- Data provided:
>>>

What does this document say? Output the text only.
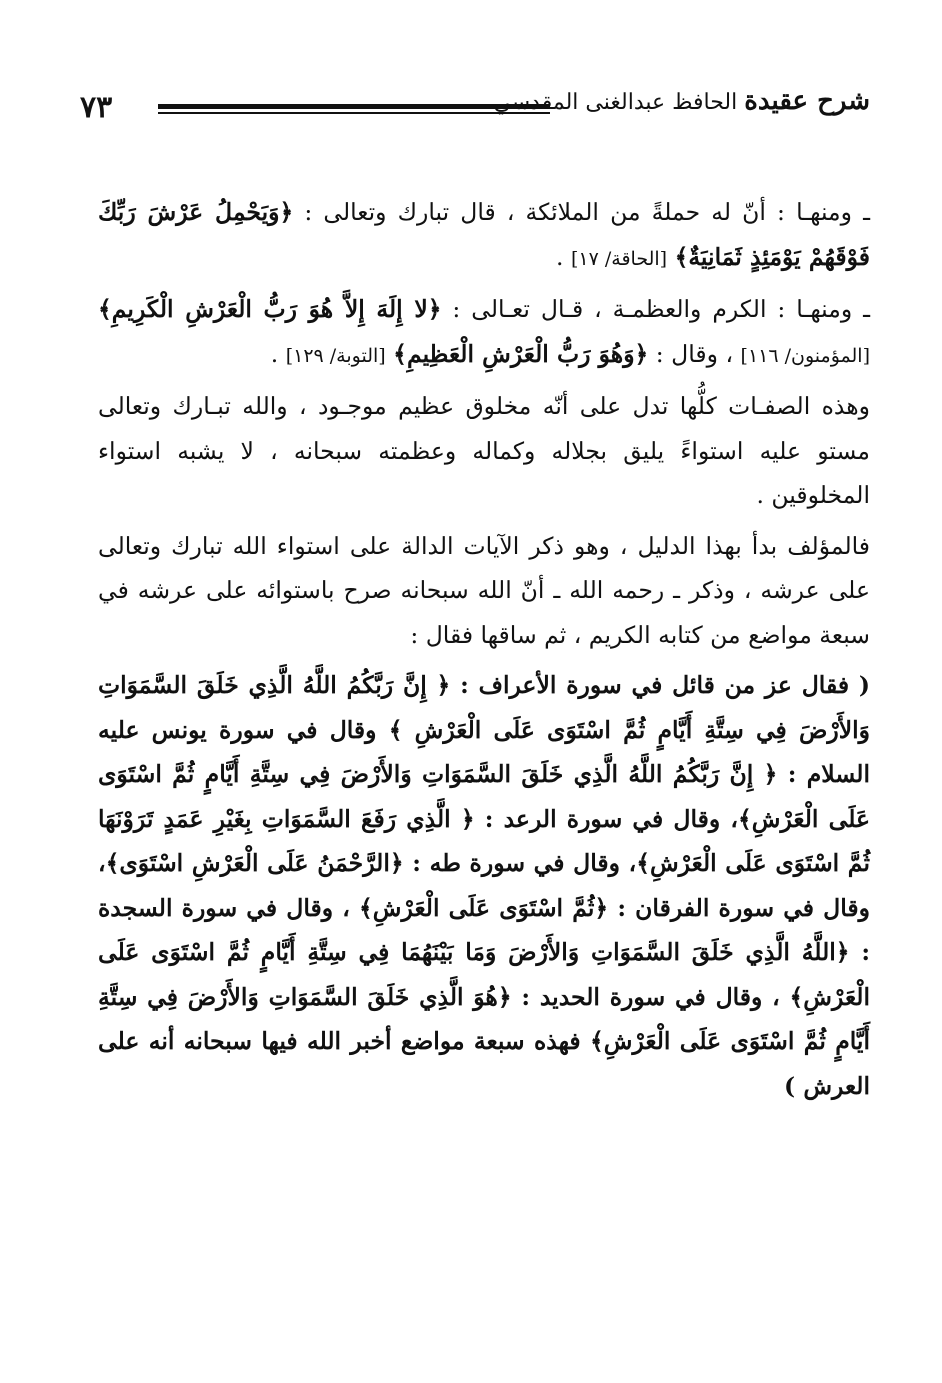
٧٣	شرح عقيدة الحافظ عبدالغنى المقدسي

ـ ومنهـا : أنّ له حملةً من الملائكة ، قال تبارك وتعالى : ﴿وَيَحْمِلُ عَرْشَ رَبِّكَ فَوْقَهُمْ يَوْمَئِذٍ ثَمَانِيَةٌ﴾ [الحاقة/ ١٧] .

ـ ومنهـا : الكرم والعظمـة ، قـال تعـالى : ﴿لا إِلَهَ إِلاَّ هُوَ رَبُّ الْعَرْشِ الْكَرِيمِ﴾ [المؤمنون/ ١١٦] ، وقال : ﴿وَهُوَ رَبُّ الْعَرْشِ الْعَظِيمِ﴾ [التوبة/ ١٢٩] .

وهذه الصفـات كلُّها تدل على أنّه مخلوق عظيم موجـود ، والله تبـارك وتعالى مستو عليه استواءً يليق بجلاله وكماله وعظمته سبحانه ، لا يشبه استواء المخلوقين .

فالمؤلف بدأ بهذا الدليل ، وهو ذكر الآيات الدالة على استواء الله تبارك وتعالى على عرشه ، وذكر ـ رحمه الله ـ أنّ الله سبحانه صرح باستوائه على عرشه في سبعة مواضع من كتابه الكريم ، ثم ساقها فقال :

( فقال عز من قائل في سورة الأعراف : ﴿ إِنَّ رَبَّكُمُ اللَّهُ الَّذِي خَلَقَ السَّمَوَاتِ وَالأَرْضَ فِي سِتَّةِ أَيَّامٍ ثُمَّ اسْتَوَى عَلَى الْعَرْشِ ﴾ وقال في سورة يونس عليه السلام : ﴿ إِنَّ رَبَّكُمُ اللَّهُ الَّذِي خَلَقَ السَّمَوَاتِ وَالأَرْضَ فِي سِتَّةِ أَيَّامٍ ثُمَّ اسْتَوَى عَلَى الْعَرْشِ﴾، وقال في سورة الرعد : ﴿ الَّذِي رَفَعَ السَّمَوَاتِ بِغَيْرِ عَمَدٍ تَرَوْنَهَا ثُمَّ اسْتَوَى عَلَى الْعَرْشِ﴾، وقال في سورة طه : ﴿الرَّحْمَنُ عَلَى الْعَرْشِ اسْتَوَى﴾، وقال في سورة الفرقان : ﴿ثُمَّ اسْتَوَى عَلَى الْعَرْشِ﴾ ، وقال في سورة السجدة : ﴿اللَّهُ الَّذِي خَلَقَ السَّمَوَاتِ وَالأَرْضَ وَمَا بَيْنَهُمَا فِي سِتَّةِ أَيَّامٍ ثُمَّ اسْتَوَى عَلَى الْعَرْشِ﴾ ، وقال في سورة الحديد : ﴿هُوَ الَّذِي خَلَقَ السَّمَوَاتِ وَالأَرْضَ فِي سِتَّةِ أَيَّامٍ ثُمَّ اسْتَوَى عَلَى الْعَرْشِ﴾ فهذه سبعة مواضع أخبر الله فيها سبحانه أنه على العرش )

<<<

- Problem to solve: Give an exact reproduction of every line, leaving out any picture.

- Expected answer:
What does this document say? Output the text only.
٧٣	شرح عقيدة الحافظ عبدالغنى المقدسي

ـ ومنهـا : أنّ له حملةً من الملائكة ، قال تبارك وتعالى : ﴿وَيَحْمِلُ عَرْشَ رَبِّكَ فَوْقَهُمْ يَوْمَئِذٍ ثَمَانِيَةٌ﴾ [الحاقة/ ١٧] .

ـ ومنهـا : الكرم والعظمـة ، قـال تعـالى : ﴿لا إِلَهَ إِلاَّ هُوَ رَبُّ الْعَرْشِ الْكَرِيمِ﴾ [المؤمنون/ ١١٦] ، وقال : ﴿وَهُوَ رَبُّ الْعَرْشِ الْعَظِيمِ﴾ [التوبة/ ١٢٩] .

وهذه الصفـات كلُّها تدل على أنّه مخلوق عظيم موجـود ، والله تبـارك وتعالى مستو عليه استواءً يليق بجلاله وكماله وعظمته سبحانه ، لا يشبه استواء المخلوقين .

فالمؤلف بدأ بهذا الدليل ، وهو ذكر الآيات الدالة على استواء الله تبارك وتعالى على عرشه ، وذكر ـ رحمه الله ـ أنّ الله سبحانه صرح باستوائه على عرشه في سبعة مواضع من كتابه الكريم ، ثم ساقها فقال :

( فقال عز من قائل في سورة الأعراف : ﴿ إِنَّ رَبَّكُمُ اللَّهُ الَّذِي خَلَقَ السَّمَوَاتِ وَالأَرْضَ فِي سِتَّةِ أَيَّامٍ ثُمَّ اسْتَوَى عَلَى الْعَرْشِ ﴾ وقال في سورة يونس عليه السلام : ﴿ إِنَّ رَبَّكُمُ اللَّهُ الَّذِي خَلَقَ السَّمَوَاتِ وَالأَرْضَ فِي سِتَّةِ أَيَّامٍ ثُمَّ اسْتَوَى عَلَى الْعَرْشِ﴾، وقال في سورة الرعد : ﴿ الَّذِي رَفَعَ السَّمَوَاتِ بِغَيْرِ عَمَدٍ تَرَوْنَهَا ثُمَّ اسْتَوَى عَلَى الْعَرْشِ﴾، وقال في سورة طه : ﴿الرَّحْمَنُ عَلَى الْعَرْشِ اسْتَوَى﴾، وقال في سورة الفرقان : ﴿ثُمَّ اسْتَوَى عَلَى الْعَرْشِ﴾ ، وقال في سورة السجدة : ﴿اللَّهُ الَّذِي خَلَقَ السَّمَوَاتِ وَالأَرْضَ وَمَا بَيْنَهُمَا فِي سِتَّةِ أَيَّامٍ ثُمَّ اسْتَوَى عَلَى الْعَرْشِ﴾ ، وقال في سورة الحديد : ﴿هُوَ الَّذِي خَلَقَ السَّمَوَاتِ وَالأَرْضَ فِي سِتَّةِ أَيَّامٍ ثُمَّ اسْتَوَى عَلَى الْعَرْشِ﴾ فهذه سبعة مواضع أخبر الله فيها سبحانه أنه على العرش )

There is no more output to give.